┌──
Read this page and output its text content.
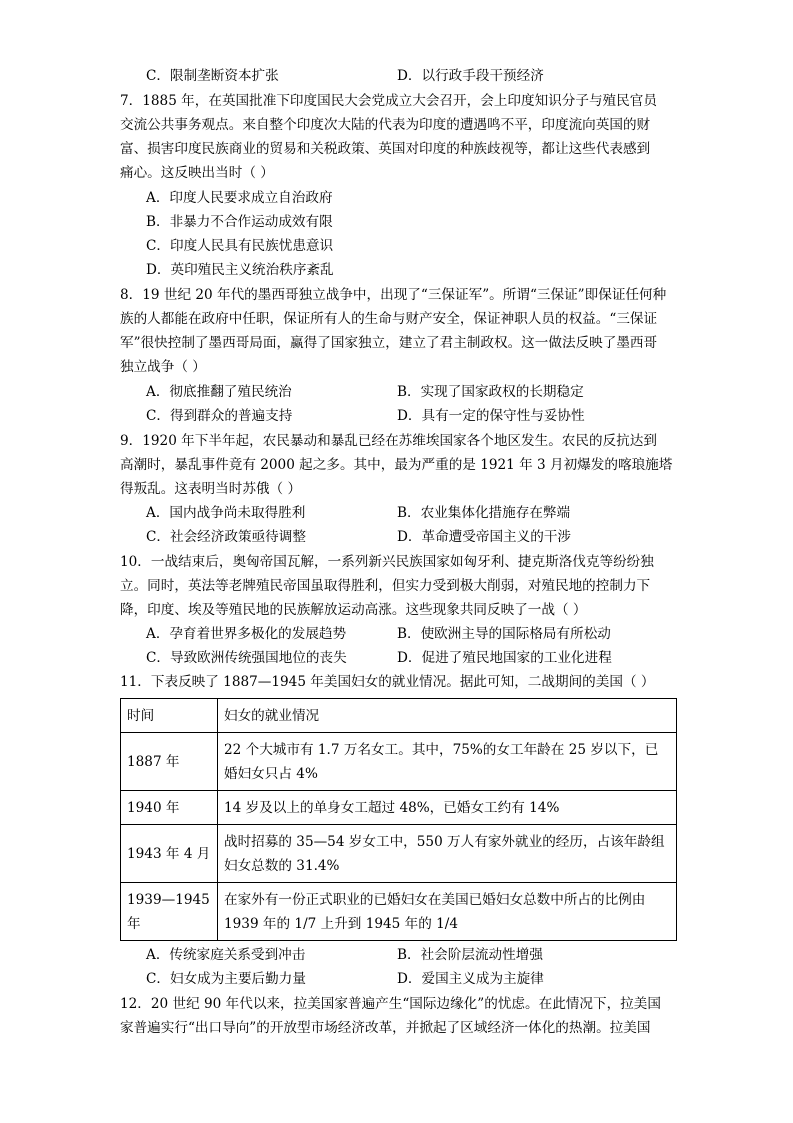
C．限制垄断资本扩张	D．以行政手段干预经济
7．1885 年，在英国批准下印度国民大会党成立大会召开，会上印度知识分子与殖民官员
交流公共事务观点。来自整个印度次大陆的代表为印度的遭遇鸣不平，印度流向英国的财
富、损害印度民族商业的贸易和关税政策、英国对印度的种族歧视等，都让这些代表感到
痛心。这反映出当时（ ）
A．印度人民要求成立自治政府
B．非暴力不合作运动成效有限
C．印度人民具有民族忧患意识
D．英印殖民主义统治秩序紊乱
8．19 世纪 20 年代的墨西哥独立战争中，出现了“三保证军”。所谓“三保证”即保证任何种
族的人都能在政府中任职，保证所有人的生命与财产安全，保证神职人员的权益。“三保证
军”很快控制了墨西哥局面，赢得了国家独立，建立了君主制政权。这一做法反映了墨西哥
独立战争（ ）
A．彻底推翻了殖民统治	B．实现了国家政权的长期稳定
C．得到群众的普遍支持	D．具有一定的保守性与妥协性
9．1920 年下半年起，农民暴动和暴乱已经在苏维埃国家各个地区发生。农民的反抗达到
高潮时，暴乱事件竟有 2000 起之多。其中，最为严重的是 1921 年 3 月初爆发的喀琅施塔
得叛乱。这表明当时苏俄（ ）
A．国内战争尚未取得胜利	B．农业集体化措施存在弊端
C．社会经济政策亟待调整	D．革命遭受帝国主义的干涉
10．一战结束后，奥匈帝国瓦解，一系列新兴民族国家如匈牙利、捷克斯洛伐克等纷纷独
立。同时，英法等老牌殖民帝国虽取得胜利，但实力受到极大削弱，对殖民地的控制力下
降，印度、埃及等殖民地的民族解放运动高涨。这些现象共同反映了一战（ ）
A．孕育着世界多极化的发展趋势	B．使欧洲主导的国际格局有所松动
C．导致欧洲传统强国地位的丧失	D．促进了殖民地国家的工业化进程
11．下表反映了 1887—1945 年美国妇女的就业情况。据此可知，二战期间的美国（ ）
时间	妇女的就业情况
1887 年	22 个大城市有 1.7 万名女工。其中，75%的女工年龄在 25 岁以下，已婚妇女只占 4%
1940 年	14 岁及以上的单身女工超过 48%，已婚女工约有 14%
1943 年 4 月	战时招募的 35—54 岁女工中，550 万人有家外就业的经历，占该年龄组妇女总数的 31.4%
1939—1945 年	在家外有一份正式职业的已婚妇女在美国已婚妇女总数中所占的比例由 1939 年的 1/7 上升到 1945 年的 1/4
A．传统家庭关系受到冲击	B．社会阶层流动性增强
C．妇女成为主要后勤力量	D．爱国主义成为主旋律
12．20 世纪 90 年代以来，拉美国家普遍产生“国际边缘化”的忧虑。在此情况下，拉美国
家普遍实行“出口导向”的开放型市场经济改革，并掀起了区域经济一体化的热潮。拉美国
└──
Given problem — Quote the material word for word, dropping any images it holds.

Exercise result —
Read this page and output its text content.
C．限制垄断资本扩张	D．以行政手段干预经济
7．1885 年，在英国批准下印度国民大会党成立大会召开，会上印度知识分子与殖民官员
交流公共事务观点。来自整个印度次大陆的代表为印度的遭遇鸣不平，印度流向英国的财
富、损害印度民族商业的贸易和关税政策、英国对印度的种族歧视等，都让这些代表感到
痛心。这反映出当时（ ）
A．印度人民要求成立自治政府
B．非暴力不合作运动成效有限
C．印度人民具有民族忧患意识
D．英印殖民主义统治秩序紊乱
8．19 世纪 20 年代的墨西哥独立战争中，出现了“三保证军”。所谓“三保证”即保证任何种
族的人都能在政府中任职，保证所有人的生命与财产安全，保证神职人员的权益。“三保证
军”很快控制了墨西哥局面，赢得了国家独立，建立了君主制政权。这一做法反映了墨西哥
独立战争（ ）
A．彻底推翻了殖民统治	B．实现了国家政权的长期稳定
C．得到群众的普遍支持	D．具有一定的保守性与妥协性
9．1920 年下半年起，农民暴动和暴乱已经在苏维埃国家各个地区发生。农民的反抗达到
高潮时，暴乱事件竟有 2000 起之多。其中，最为严重的是 1921 年 3 月初爆发的喀琅施塔
得叛乱。这表明当时苏俄（ ）
A．国内战争尚未取得胜利	B．农业集体化措施存在弊端
C．社会经济政策亟待调整	D．革命遭受帝国主义的干涉
10．一战结束后，奥匈帝国瓦解，一系列新兴民族国家如匈牙利、捷克斯洛伐克等纷纷独
立。同时，英法等老牌殖民帝国虽取得胜利，但实力受到极大削弱，对殖民地的控制力下
降，印度、埃及等殖民地的民族解放运动高涨。这些现象共同反映了一战（ ）
A．孕育着世界多极化的发展趋势	B．使欧洲主导的国际格局有所松动
C．导致欧洲传统强国地位的丧失	D．促进了殖民地国家的工业化进程
11．下表反映了 1887—1945 年美国妇女的就业情况。据此可知，二战期间的美国（ ）
时间	妇女的就业情况
1887 年	22 个大城市有 1.7 万名女工。其中，75%的女工年龄在 25 岁以下，已婚妇女只占 4%
1940 年	14 岁及以上的单身女工超过 48%，已婚女工约有 14%
1943 年 4 月	战时招募的 35—54 岁女工中，550 万人有家外就业的经历，占该年龄组妇女总数的 31.4%
1939—1945 年	在家外有一份正式职业的已婚妇女在美国已婚妇女总数中所占的比例由 1939 年的 1/7 上升到 1945 年的 1/4
A．传统家庭关系受到冲击	B．社会阶层流动性增强
C．妇女成为主要后勤力量	D．爱国主义成为主旋律
12．20 世纪 90 年代以来，拉美国家普遍产生“国际边缘化”的忧虑。在此情况下，拉美国
家普遍实行“出口导向”的开放型市场经济改革，并掀起了区域经济一体化的热潮。拉美国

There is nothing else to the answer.